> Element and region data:
[start]

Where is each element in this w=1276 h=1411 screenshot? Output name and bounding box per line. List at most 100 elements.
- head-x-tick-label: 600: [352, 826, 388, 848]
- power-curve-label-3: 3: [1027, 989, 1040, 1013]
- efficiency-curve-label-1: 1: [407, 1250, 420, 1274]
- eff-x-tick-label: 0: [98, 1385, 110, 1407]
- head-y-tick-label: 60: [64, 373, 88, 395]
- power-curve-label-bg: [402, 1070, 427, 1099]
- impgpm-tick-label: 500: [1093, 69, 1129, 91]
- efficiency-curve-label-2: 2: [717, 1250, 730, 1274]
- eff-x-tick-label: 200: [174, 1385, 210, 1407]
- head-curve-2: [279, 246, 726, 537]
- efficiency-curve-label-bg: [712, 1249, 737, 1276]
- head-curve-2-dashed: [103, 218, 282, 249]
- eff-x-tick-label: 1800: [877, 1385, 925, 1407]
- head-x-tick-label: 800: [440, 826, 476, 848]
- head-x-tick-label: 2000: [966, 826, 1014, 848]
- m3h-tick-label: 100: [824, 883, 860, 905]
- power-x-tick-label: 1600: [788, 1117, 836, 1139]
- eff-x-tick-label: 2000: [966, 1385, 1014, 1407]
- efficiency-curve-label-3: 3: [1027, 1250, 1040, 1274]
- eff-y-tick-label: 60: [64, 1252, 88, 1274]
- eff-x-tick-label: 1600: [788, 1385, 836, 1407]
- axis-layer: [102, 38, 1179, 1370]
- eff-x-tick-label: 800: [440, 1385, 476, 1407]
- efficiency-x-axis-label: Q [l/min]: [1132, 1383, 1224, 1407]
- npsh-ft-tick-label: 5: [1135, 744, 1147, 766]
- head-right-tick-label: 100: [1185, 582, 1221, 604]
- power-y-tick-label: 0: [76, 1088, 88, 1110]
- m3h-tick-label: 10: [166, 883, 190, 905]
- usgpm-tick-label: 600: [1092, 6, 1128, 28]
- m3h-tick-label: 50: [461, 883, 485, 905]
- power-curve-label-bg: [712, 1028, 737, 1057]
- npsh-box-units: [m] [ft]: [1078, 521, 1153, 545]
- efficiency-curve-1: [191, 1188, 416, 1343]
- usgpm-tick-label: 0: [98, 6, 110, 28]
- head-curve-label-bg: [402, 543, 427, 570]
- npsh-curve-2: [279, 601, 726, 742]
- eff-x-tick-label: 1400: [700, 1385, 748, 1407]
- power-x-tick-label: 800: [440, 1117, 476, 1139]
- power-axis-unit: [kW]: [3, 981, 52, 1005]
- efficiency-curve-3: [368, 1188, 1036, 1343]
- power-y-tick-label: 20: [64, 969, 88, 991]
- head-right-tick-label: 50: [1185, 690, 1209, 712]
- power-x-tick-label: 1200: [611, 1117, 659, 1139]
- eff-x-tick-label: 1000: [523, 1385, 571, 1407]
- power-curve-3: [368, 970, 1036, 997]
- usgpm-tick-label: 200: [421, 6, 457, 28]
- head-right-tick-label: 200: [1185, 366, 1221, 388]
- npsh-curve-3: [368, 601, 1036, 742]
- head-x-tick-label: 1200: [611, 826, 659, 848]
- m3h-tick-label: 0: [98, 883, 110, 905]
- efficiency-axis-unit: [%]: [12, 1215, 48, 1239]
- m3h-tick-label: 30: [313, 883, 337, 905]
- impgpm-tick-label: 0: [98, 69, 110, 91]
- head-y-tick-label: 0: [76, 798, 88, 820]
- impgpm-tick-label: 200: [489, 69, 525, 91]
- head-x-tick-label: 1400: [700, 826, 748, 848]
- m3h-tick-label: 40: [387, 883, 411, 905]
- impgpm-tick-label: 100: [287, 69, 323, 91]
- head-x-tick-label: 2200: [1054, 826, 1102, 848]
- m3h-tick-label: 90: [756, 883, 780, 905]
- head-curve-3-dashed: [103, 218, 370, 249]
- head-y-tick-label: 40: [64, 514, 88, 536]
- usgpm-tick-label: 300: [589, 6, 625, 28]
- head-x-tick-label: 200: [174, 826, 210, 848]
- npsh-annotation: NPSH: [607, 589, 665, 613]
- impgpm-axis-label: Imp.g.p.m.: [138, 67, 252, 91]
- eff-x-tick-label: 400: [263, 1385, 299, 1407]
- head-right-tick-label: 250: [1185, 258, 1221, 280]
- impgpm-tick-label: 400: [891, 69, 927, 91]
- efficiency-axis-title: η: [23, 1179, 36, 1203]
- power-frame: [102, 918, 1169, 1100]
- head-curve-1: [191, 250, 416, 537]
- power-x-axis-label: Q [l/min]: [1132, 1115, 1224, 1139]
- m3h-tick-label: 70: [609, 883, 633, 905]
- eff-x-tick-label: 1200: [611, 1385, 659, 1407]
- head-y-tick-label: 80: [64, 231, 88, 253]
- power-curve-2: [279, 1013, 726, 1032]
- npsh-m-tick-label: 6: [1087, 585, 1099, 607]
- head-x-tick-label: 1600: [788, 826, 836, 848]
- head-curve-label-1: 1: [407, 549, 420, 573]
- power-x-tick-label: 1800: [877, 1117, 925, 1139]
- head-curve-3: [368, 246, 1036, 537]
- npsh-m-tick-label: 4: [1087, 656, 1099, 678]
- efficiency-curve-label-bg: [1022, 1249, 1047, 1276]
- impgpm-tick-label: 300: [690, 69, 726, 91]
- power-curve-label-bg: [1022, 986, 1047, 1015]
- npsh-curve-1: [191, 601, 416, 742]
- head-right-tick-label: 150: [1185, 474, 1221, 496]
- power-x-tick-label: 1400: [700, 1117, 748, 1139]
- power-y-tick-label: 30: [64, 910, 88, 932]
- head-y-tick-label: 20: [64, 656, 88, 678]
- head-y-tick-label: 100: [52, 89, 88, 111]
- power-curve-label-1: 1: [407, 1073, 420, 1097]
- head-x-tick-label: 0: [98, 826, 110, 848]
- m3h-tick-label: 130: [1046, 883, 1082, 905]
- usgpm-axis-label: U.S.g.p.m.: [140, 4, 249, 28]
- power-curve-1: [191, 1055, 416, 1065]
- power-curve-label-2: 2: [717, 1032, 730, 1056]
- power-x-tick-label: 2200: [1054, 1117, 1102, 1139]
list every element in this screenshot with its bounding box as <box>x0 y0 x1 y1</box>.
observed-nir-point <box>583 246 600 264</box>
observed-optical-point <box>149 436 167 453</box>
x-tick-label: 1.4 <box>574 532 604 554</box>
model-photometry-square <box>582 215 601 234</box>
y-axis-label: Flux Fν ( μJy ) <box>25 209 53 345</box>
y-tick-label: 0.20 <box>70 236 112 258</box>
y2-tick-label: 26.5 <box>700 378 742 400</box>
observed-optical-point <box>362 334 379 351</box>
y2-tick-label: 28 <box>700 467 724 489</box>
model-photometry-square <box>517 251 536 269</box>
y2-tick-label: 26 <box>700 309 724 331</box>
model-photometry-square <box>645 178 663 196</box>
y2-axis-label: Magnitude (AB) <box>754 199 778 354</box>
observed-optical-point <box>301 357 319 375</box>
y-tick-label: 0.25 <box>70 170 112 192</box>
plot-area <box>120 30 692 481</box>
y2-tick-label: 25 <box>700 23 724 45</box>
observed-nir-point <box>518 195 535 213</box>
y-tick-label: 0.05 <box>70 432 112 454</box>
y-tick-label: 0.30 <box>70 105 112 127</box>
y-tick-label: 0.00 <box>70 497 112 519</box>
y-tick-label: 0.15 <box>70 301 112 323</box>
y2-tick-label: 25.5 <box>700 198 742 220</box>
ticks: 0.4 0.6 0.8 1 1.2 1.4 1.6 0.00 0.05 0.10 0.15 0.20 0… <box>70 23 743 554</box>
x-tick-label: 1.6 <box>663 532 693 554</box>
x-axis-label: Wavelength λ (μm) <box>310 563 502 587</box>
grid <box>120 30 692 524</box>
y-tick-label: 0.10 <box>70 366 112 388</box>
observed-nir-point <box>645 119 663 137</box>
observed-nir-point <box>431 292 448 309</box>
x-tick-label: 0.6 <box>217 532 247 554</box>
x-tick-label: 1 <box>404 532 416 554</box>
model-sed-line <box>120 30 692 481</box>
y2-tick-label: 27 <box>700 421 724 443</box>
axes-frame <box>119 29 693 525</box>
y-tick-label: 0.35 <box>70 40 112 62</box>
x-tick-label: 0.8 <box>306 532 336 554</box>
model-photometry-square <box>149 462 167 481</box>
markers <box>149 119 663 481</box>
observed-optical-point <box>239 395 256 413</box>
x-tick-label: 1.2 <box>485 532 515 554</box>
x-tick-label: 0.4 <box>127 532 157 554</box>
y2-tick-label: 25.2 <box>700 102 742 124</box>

[end]

> Task description:
Rewrite the entries from their start through the line containing "- head-curve-2: [279, 246, 726, 537]", swapping "screenshot" for "image" and leaving everything else as it stands.

> Expected answer:
Where is each element in this w=1276 h=1411 image? Output name and bounding box per line. List at most 100 elements.
- head-x-tick-label: 600: [352, 826, 388, 848]
- power-curve-label-3: 3: [1027, 989, 1040, 1013]
- efficiency-curve-label-1: 1: [407, 1250, 420, 1274]
- eff-x-tick-label: 0: [98, 1385, 110, 1407]
- head-y-tick-label: 60: [64, 373, 88, 395]
- power-curve-label-bg: [402, 1070, 427, 1099]
- impgpm-tick-label: 500: [1093, 69, 1129, 91]
- efficiency-curve-label-2: 2: [717, 1250, 730, 1274]
- eff-x-tick-label: 200: [174, 1385, 210, 1407]
- head-curve-2: [279, 246, 726, 537]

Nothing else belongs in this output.